Records from a collection
[START]

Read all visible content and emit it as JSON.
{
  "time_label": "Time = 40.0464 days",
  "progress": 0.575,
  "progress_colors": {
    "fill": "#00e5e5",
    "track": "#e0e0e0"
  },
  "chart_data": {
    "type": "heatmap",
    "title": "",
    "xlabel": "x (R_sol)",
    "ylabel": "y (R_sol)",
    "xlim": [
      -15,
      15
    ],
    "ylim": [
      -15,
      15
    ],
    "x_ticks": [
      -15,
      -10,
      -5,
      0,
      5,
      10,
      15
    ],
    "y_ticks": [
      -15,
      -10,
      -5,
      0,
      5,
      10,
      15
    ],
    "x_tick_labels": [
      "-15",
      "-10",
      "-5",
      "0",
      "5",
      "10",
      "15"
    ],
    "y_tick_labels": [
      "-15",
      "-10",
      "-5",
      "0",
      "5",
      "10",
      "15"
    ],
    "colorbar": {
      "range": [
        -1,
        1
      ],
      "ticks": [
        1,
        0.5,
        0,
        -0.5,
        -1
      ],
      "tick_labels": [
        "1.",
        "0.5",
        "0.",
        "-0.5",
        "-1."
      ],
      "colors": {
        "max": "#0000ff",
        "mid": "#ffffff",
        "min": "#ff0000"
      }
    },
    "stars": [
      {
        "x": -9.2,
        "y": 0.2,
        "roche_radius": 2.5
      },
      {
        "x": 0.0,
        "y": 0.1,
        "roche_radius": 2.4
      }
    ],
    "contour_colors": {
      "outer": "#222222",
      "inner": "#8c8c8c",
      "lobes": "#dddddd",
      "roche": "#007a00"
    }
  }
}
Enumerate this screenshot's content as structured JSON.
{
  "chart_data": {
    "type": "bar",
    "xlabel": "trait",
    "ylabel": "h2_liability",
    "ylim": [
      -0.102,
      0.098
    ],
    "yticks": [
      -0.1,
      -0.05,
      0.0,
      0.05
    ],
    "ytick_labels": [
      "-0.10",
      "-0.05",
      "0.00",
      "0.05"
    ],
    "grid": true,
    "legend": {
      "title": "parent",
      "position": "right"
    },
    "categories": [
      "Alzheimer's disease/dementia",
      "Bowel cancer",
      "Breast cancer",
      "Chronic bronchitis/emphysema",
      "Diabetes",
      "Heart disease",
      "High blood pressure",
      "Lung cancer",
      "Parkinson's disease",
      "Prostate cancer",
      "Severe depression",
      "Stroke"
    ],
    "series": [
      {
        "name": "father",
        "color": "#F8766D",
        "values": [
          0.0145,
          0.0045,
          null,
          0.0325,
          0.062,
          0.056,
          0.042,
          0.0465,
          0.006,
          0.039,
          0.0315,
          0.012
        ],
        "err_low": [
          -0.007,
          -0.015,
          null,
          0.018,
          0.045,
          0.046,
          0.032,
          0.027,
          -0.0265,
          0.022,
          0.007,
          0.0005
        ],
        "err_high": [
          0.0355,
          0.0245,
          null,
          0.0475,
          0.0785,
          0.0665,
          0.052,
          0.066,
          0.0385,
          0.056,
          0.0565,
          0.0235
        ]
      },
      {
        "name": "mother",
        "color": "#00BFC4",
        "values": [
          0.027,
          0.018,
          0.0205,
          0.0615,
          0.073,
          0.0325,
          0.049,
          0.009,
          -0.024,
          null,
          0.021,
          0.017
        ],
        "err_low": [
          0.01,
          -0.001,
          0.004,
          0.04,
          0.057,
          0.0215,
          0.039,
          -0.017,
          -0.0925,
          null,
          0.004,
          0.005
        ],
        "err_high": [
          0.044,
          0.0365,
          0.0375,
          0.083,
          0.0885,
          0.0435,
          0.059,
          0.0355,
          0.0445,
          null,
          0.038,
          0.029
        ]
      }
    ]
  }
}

[END]

» Instructions for the task: Search the data for the string "cancer". List each line that has it.

» Result for this task:
      "Bowel cancer",
      "Breast cancer",
      "Lung cancer",
      "Prostate cancer",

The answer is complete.